### Exercise prompt
All of the records below should be output exactly.

### Excerpted data
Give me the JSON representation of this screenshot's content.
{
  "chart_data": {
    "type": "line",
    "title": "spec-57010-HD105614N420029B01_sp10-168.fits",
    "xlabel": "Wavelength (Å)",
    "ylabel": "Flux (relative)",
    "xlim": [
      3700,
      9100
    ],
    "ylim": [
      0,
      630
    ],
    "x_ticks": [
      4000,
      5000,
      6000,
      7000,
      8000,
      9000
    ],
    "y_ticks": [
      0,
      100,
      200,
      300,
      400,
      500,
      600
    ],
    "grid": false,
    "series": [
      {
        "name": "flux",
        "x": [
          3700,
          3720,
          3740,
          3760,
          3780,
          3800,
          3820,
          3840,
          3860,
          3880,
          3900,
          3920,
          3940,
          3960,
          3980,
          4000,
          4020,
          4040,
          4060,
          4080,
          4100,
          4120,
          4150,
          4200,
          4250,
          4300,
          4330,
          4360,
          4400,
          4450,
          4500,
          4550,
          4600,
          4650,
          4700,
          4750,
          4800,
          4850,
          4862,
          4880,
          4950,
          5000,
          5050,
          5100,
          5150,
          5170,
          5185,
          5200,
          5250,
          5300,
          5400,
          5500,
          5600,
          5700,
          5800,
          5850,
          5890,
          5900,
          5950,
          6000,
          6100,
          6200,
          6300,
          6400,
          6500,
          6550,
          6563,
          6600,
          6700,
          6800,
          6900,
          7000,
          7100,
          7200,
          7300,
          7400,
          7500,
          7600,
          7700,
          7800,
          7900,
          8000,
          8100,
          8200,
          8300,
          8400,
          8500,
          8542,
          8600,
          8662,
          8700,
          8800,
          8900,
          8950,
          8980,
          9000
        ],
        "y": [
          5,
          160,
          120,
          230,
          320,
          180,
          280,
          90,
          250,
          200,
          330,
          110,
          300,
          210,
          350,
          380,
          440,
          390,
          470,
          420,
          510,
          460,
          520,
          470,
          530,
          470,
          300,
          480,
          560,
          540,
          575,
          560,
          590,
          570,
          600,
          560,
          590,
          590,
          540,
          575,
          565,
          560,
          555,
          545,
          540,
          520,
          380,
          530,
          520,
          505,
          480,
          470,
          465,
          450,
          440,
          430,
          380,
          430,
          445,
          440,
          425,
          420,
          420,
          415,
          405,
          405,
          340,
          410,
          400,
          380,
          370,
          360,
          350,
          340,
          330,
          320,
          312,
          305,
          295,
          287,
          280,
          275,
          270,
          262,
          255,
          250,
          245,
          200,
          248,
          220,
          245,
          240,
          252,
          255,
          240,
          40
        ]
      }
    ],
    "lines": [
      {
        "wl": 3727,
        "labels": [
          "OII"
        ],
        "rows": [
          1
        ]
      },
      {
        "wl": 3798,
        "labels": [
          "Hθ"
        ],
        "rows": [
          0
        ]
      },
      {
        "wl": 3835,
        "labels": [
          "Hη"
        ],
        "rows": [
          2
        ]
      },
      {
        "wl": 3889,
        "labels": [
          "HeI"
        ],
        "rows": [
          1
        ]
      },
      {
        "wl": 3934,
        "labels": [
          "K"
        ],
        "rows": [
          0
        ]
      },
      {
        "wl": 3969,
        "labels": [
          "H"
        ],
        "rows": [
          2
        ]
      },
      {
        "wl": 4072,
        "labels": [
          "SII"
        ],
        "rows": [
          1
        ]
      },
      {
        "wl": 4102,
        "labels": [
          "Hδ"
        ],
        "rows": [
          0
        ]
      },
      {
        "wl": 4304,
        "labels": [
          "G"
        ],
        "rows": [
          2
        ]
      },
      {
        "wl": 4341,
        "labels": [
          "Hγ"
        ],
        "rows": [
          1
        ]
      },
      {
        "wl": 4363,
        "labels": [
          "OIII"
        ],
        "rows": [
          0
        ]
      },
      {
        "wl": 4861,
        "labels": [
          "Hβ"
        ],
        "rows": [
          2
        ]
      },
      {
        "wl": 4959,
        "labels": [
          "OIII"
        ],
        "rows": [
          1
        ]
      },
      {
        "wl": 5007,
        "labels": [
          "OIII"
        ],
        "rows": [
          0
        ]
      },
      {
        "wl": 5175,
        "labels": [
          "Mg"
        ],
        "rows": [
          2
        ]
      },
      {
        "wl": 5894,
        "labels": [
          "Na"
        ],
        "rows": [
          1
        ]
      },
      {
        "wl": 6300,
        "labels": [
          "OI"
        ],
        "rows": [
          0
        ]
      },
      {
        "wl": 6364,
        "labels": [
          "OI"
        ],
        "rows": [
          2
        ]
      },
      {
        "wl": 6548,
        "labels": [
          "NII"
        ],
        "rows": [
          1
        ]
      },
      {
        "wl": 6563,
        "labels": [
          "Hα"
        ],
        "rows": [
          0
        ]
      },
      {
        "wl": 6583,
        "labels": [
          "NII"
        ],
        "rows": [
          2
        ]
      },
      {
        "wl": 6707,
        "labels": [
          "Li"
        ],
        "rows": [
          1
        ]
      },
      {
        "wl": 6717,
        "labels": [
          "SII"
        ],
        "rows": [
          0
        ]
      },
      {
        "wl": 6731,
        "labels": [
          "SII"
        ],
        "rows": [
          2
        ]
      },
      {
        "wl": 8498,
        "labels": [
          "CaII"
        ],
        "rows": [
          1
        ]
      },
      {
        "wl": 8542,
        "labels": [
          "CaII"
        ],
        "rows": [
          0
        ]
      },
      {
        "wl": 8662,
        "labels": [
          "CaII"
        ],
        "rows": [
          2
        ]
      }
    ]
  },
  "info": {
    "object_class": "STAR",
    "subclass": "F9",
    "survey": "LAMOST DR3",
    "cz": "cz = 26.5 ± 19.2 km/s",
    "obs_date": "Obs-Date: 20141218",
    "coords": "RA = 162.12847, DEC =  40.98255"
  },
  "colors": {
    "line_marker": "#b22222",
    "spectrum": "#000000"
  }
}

### Answer below
Give me the JSON representation of this screenshot's content.
{
  "chart_data": {
    "type": "line",
    "title": "spec-57010-HD105614N420029B01_sp10-168.fits",
    "xlabel": "Wavelength (Å)",
    "ylabel": "Flux (relative)",
    "xlim": [
      3700,
      9100
    ],
    "ylim": [
      0,
      630
    ],
    "x_ticks": [
      4000,
      5000,
      6000,
      7000,
      8000,
      9000
    ],
    "y_ticks": [
      0,
      100,
      200,
      300,
      400,
      500,
      600
    ],
    "grid": false,
    "series": [
      {
        "name": "flux",
        "x": [
          3700,
          3720,
          3740,
          3760,
          3780,
          3800,
          3820,
          3840,
          3860,
          3880,
          3900,
          3920,
          3940,
          3960,
          3980,
          4000,
          4020,
          4040,
          4060,
          4080,
          4100,
          4120,
          4150,
          4200,
          4250,
          4300,
          4330,
          4360,
          4400,
          4450,
          4500,
          4550,
          4600,
          4650,
          4700,
          4750,
          4800,
          4850,
          4862,
          4880,
          4950,
          5000,
          5050,
          5100,
          5150,
          5170,
          5185,
          5200,
          5250,
          5300,
          5400,
          5500,
          5600,
          5700,
          5800,
          5850,
          5890,
          5900,
          5950,
          6000,
          6100,
          6200,
          6300,
          6400,
          6500,
          6550,
          6563,
          6600,
          6700,
          6800,
          6900,
          7000,
          7100,
          7200,
          7300,
          7400,
          7500,
          7600,
          7700,
          7800,
          7900,
          8000,
          8100,
          8200,
          8300,
          8400,
          8500,
          8542,
          8600,
          8662,
          8700,
          8800,
          8900,
          8950,
          8980,
          9000
        ],
        "y": [
          5,
          160,
          120,
          230,
          320,
          180,
          280,
          90,
          250,
          200,
          330,
          110,
          300,
          210,
          350,
          380,
          440,
          390,
          470,
          420,
          510,
          460,
          520,
          470,
          530,
          470,
          300,
          480,
          560,
          540,
          575,
          560,
          590,
          570,
          600,
          560,
          590,
          590,
          540,
          575,
          565,
          560,
          555,
          545,
          540,
          520,
          380,
          530,
          520,
          505,
          480,
          470,
          465,
          450,
          440,
          430,
          380,
          430,
          445,
          440,
          425,
          420,
          420,
          415,
          405,
          405,
          340,
          410,
          400,
          380,
          370,
          360,
          350,
          340,
          330,
          320,
          312,
          305,
          295,
          287,
          280,
          275,
          270,
          262,
          255,
          250,
          245,
          200,
          248,
          220,
          245,
          240,
          252,
          255,
          240,
          40
        ]
      }
    ],
    "lines": [
      {
        "wl": 3727,
        "labels": [
          "OII"
        ],
        "rows": [
          1
        ]
      },
      {
        "wl": 3798,
        "labels": [
          "Hθ"
        ],
        "rows": [
          0
        ]
      },
      {
        "wl": 3835,
        "labels": [
          "Hη"
        ],
        "rows": [
          2
        ]
      },
      {
        "wl": 3889,
        "labels": [
          "HeI"
        ],
        "rows": [
          1
        ]
      },
      {
        "wl": 3934,
        "labels": [
          "K"
        ],
        "rows": [
          0
        ]
      },
      {
        "wl": 3969,
        "labels": [
          "H"
        ],
        "rows": [
          2
        ]
      },
      {
        "wl": 4072,
        "labels": [
          "SII"
        ],
        "rows": [
          1
        ]
      },
      {
        "wl": 4102,
        "labels": [
          "Hδ"
        ],
        "rows": [
          0
        ]
      },
      {
        "wl": 4304,
        "labels": [
          "G"
        ],
        "rows": [
          2
        ]
      },
      {
        "wl": 4341,
        "labels": [
          "Hγ"
        ],
        "rows": [
          1
        ]
      },
      {
        "wl": 4363,
        "labels": [
          "OIII"
        ],
        "rows": [
          0
        ]
      },
      {
        "wl": 4861,
        "labels": [
          "Hβ"
        ],
        "rows": [
          2
        ]
      },
      {
        "wl": 4959,
        "labels": [
          "OIII"
        ],
        "rows": [
          1
        ]
      },
      {
        "wl": 5007,
        "labels": [
          "OIII"
        ],
        "rows": [
          0
        ]
      },
      {
        "wl": 5175,
        "labels": [
          "Mg"
        ],
        "rows": [
          2
        ]
      },
      {
        "wl": 5894,
        "labels": [
          "Na"
        ],
        "rows": [
          1
        ]
      },
      {
        "wl": 6300,
        "labels": [
          "OI"
        ],
        "rows": [
          0
        ]
      },
      {
        "wl": 6364,
        "labels": [
          "OI"
        ],
        "rows": [
          2
        ]
      },
      {
        "wl": 6548,
        "labels": [
          "NII"
        ],
        "rows": [
          1
        ]
      },
      {
        "wl": 6563,
        "labels": [
          "Hα"
        ],
        "rows": [
          0
        ]
      },
      {
        "wl": 6583,
        "labels": [
          "NII"
        ],
        "rows": [
          2
        ]
      },
      {
        "wl": 6707,
        "labels": [
          "Li"
        ],
        "rows": [
          1
        ]
      },
      {
        "wl": 6717,
        "labels": [
          "SII"
        ],
        "rows": [
          0
        ]
      },
      {
        "wl": 6731,
        "labels": [
          "SII"
        ],
        "rows": [
          2
        ]
      },
      {
        "wl": 8498,
        "labels": [
          "CaII"
        ],
        "rows": [
          1
        ]
      },
      {
        "wl": 8542,
        "labels": [
          "CaII"
        ],
        "rows": [
          0
        ]
      },
      {
        "wl": 8662,
        "labels": [
          "CaII"
        ],
        "rows": [
          2
        ]
      }
    ]
  },
  "info": {
    "object_class": "STAR",
    "subclass": "F9",
    "survey": "LAMOST DR3",
    "cz": "cz = 26.5 ± 19.2 km/s",
    "obs_date": "Obs-Date: 20141218",
    "coords": "RA = 162.12847, DEC =  40.98255"
  },
  "colors": {
    "line_marker": "#b22222",
    "spectrum": "#000000"
  }
}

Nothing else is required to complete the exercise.